_WRITTEN PROBLEM_
Reproduce all of the data that follows, character for character.

━━ RECORDS FOR THIS EXERCISE ━━

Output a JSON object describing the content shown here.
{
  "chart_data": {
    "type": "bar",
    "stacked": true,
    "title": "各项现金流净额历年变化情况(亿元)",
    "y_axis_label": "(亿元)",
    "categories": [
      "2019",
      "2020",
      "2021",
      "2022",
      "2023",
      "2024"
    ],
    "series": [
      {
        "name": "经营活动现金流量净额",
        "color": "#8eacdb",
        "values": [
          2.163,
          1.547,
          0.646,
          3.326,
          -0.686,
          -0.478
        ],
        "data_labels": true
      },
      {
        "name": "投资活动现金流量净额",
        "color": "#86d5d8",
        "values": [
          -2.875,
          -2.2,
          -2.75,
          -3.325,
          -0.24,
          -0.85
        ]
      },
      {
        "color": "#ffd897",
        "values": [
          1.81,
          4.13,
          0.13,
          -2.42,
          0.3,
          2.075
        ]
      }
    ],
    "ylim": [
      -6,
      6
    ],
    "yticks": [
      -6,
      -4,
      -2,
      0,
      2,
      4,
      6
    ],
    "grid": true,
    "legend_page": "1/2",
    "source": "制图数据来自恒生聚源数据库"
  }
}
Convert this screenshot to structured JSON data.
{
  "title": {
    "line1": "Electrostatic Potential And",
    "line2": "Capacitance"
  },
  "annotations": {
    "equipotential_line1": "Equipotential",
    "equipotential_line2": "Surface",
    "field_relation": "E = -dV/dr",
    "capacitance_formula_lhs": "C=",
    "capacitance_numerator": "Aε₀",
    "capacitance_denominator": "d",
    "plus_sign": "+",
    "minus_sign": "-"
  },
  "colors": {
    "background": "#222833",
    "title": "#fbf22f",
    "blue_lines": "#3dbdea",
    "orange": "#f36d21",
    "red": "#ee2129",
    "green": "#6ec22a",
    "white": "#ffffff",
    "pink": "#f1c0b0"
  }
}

━━━

_THE REPLY_
Output a JSON object describing the content shown here.
{
  "chart_data": {
    "type": "bar",
    "stacked": true,
    "title": "各项现金流净额历年变化情况(亿元)",
    "y_axis_label": "(亿元)",
    "categories": [
      "2019",
      "2020",
      "2021",
      "2022",
      "2023",
      "2024"
    ],
    "series": [
      {
        "name": "经营活动现金流量净额",
        "color": "#8eacdb",
        "values": [
          2.163,
          1.547,
          0.646,
          3.326,
          -0.686,
          -0.478
        ],
        "data_labels": true
      },
      {
        "name": "投资活动现金流量净额",
        "color": "#86d5d8",
        "values": [
          -2.875,
          -2.2,
          -2.75,
          -3.325,
          -0.24,
          -0.85
        ]
      },
      {
        "color": "#ffd897",
        "values": [
          1.81,
          4.13,
          0.13,
          -2.42,
          0.3,
          2.075
        ]
      }
    ],
    "ylim": [
      -6,
      6
    ],
    "yticks": [
      -6,
      -4,
      -2,
      0,
      2,
      4,
      6
    ],
    "grid": true,
    "legend_page": "1/2",
    "source": "制图数据来自恒生聚源数据库"
  }
}
Convert this screenshot to structured JSON data.
{
  "title": {
    "line1": "Electrostatic Potential And",
    "line2": "Capacitance"
  },
  "annotations": {
    "equipotential_line1": "Equipotential",
    "equipotential_line2": "Surface",
    "field_relation": "E = -dV/dr",
    "capacitance_formula_lhs": "C=",
    "capacitance_numerator": "Aε₀",
    "capacitance_denominator": "d",
    "plus_sign": "+",
    "minus_sign": "-"
  },
  "colors": {
    "background": "#222833",
    "title": "#fbf22f",
    "blue_lines": "#3dbdea",
    "orange": "#f36d21",
    "red": "#ee2129",
    "green": "#6ec22a",
    "white": "#ffffff",
    "pink": "#f1c0b0"
  }
}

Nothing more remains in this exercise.